[Start of section]

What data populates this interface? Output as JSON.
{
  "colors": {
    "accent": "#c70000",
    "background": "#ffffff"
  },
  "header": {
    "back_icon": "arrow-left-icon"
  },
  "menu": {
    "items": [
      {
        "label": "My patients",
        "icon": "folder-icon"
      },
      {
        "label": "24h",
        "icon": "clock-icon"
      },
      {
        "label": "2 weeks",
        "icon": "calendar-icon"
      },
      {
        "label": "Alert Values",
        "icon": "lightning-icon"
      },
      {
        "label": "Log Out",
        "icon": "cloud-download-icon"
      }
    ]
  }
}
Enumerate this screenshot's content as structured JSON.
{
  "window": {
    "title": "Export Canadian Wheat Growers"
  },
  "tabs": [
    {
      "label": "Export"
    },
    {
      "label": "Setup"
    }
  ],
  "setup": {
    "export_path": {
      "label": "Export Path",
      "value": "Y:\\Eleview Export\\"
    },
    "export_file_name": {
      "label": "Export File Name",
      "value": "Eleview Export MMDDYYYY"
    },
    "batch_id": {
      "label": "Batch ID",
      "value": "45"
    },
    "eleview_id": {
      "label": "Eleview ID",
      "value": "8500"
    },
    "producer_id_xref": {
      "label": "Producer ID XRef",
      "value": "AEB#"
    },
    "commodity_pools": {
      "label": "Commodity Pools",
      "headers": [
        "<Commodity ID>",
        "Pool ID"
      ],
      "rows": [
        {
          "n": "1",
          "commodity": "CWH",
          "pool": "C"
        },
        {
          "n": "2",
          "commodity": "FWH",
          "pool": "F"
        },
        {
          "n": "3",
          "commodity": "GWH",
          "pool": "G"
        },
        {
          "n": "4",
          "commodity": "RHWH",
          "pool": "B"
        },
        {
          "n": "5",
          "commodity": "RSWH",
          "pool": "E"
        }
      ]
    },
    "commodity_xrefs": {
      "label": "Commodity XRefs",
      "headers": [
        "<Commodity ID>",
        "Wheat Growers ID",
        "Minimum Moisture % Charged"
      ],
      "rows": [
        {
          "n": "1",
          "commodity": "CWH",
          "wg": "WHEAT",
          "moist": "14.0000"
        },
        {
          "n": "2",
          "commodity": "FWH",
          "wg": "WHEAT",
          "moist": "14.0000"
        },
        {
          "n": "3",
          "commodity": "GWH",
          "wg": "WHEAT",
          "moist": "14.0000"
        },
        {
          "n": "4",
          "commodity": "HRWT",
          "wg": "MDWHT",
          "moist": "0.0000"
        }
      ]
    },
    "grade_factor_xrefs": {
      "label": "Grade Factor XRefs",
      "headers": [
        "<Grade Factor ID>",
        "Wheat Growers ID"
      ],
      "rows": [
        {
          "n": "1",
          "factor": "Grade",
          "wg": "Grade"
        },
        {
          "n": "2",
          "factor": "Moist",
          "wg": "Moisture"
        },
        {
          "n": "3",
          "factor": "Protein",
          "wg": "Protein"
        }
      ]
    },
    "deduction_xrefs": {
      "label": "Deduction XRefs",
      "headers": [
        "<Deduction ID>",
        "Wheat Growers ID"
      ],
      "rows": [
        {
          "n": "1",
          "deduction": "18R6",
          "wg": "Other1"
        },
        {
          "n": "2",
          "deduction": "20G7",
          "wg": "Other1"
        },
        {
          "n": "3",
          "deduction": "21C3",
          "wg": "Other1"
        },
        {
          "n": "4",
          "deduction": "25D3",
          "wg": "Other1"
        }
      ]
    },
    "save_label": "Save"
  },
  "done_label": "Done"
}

[End of section]

- _What this task involves_
Repeat the material above in full so that each line matches the original exactly.

- _Task answer_
What data populates this interface? Output as JSON.
{
  "colors": {
    "accent": "#c70000",
    "background": "#ffffff"
  },
  "header": {
    "back_icon": "arrow-left-icon"
  },
  "menu": {
    "items": [
      {
        "label": "My patients",
        "icon": "folder-icon"
      },
      {
        "label": "24h",
        "icon": "clock-icon"
      },
      {
        "label": "2 weeks",
        "icon": "calendar-icon"
      },
      {
        "label": "Alert Values",
        "icon": "lightning-icon"
      },
      {
        "label": "Log Out",
        "icon": "cloud-download-icon"
      }
    ]
  }
}
Enumerate this screenshot's content as structured JSON.
{
  "window": {
    "title": "Export Canadian Wheat Growers"
  },
  "tabs": [
    {
      "label": "Export"
    },
    {
      "label": "Setup"
    }
  ],
  "setup": {
    "export_path": {
      "label": "Export Path",
      "value": "Y:\\Eleview Export\\"
    },
    "export_file_name": {
      "label": "Export File Name",
      "value": "Eleview Export MMDDYYYY"
    },
    "batch_id": {
      "label": "Batch ID",
      "value": "45"
    },
    "eleview_id": {
      "label": "Eleview ID",
      "value": "8500"
    },
    "producer_id_xref": {
      "label": "Producer ID XRef",
      "value": "AEB#"
    },
    "commodity_pools": {
      "label": "Commodity Pools",
      "headers": [
        "<Commodity ID>",
        "Pool ID"
      ],
      "rows": [
        {
          "n": "1",
          "commodity": "CWH",
          "pool": "C"
        },
        {
          "n": "2",
          "commodity": "FWH",
          "pool": "F"
        },
        {
          "n": "3",
          "commodity": "GWH",
          "pool": "G"
        },
        {
          "n": "4",
          "commodity": "RHWH",
          "pool": "B"
        },
        {
          "n": "5",
          "commodity": "RSWH",
          "pool": "E"
        }
      ]
    },
    "commodity_xrefs": {
      "label": "Commodity XRefs",
      "headers": [
        "<Commodity ID>",
        "Wheat Growers ID",
        "Minimum Moisture % Charged"
      ],
      "rows": [
        {
          "n": "1",
          "commodity": "CWH",
          "wg": "WHEAT",
          "moist": "14.0000"
        },
        {
          "n": "2",
          "commodity": "FWH",
          "wg": "WHEAT",
          "moist": "14.0000"
        },
        {
          "n": "3",
          "commodity": "GWH",
          "wg": "WHEAT",
          "moist": "14.0000"
        },
        {
          "n": "4",
          "commodity": "HRWT",
          "wg": "MDWHT",
          "moist": "0.0000"
        }
      ]
    },
    "grade_factor_xrefs": {
      "label": "Grade Factor XRefs",
      "headers": [
        "<Grade Factor ID>",
        "Wheat Growers ID"
      ],
      "rows": [
        {
          "n": "1",
          "factor": "Grade",
          "wg": "Grade"
        },
        {
          "n": "2",
          "factor": "Moist",
          "wg": "Moisture"
        },
        {
          "n": "3",
          "factor": "Protein",
          "wg": "Protein"
        }
      ]
    },
    "deduction_xrefs": {
      "label": "Deduction XRefs",
      "headers": [
        "<Deduction ID>",
        "Wheat Growers ID"
      ],
      "rows": [
        {
          "n": "1",
          "deduction": "18R6",
          "wg": "Other1"
        },
        {
          "n": "2",
          "deduction": "20G7",
          "wg": "Other1"
        },
        {
          "n": "3",
          "deduction": "21C3",
          "wg": "Other1"
        },
        {
          "n": "4",
          "deduction": "25D3",
          "wg": "Other1"
        }
      ]
    },
    "save_label": "Save"
  },
  "done_label": "Done"
}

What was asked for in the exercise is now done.